### GIVEN PROBLEM
Extract each line from the entries below that has the string "domain" in it.
━━━
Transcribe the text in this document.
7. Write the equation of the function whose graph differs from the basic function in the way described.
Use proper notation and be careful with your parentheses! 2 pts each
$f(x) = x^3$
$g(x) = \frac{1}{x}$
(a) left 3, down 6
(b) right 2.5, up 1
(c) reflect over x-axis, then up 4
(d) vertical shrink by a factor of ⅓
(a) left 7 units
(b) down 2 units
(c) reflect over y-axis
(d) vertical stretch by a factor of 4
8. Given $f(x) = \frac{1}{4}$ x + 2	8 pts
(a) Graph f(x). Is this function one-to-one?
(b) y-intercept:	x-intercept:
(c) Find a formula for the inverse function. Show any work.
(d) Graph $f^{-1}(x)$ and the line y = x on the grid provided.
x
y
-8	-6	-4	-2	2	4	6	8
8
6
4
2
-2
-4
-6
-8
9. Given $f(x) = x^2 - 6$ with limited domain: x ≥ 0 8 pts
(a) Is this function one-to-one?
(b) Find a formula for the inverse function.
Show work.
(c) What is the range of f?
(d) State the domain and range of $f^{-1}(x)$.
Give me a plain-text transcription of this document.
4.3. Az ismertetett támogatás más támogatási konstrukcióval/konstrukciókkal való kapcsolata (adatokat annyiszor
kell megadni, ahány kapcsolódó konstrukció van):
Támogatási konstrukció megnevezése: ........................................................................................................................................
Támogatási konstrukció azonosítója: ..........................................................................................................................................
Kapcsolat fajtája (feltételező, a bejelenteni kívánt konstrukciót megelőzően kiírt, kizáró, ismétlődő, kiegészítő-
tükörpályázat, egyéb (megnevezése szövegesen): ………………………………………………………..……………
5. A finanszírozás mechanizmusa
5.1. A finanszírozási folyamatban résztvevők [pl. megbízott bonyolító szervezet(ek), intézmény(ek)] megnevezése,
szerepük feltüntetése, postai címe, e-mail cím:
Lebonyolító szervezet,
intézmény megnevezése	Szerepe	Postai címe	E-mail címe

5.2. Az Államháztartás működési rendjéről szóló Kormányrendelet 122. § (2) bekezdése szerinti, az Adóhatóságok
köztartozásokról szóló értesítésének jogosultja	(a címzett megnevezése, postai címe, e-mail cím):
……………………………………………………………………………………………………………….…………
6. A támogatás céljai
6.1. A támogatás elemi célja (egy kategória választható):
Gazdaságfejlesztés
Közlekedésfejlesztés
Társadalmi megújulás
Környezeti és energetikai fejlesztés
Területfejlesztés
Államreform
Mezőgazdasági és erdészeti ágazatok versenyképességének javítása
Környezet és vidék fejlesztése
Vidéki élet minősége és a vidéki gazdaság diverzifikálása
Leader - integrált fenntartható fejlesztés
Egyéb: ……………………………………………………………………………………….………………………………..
━━━
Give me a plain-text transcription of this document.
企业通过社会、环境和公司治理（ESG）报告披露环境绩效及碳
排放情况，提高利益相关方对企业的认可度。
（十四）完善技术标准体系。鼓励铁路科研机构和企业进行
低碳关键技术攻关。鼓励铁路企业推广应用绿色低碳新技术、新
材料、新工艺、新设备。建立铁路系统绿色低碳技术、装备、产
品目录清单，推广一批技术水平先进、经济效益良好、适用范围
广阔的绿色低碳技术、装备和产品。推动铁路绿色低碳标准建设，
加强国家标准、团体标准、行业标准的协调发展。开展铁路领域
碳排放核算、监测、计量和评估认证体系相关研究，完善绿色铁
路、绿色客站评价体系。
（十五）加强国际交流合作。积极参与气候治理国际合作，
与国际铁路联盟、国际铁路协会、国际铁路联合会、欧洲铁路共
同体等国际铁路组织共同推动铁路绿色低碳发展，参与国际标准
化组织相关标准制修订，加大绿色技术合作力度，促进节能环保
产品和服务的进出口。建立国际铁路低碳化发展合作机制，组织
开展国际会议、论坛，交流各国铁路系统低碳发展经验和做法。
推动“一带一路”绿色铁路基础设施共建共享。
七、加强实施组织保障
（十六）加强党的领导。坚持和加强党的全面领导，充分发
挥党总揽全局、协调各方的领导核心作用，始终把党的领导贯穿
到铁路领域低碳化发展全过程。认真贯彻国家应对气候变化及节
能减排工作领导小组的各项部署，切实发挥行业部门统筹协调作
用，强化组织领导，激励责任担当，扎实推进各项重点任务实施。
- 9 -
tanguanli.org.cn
━━━
### OUTPUT FOR THIS TASK
9. Given $f(x) = x^2 - 6$ with limited domain: x ≥ 0 8 pts
(d) State the domain and range of $f^{-1}(x)$.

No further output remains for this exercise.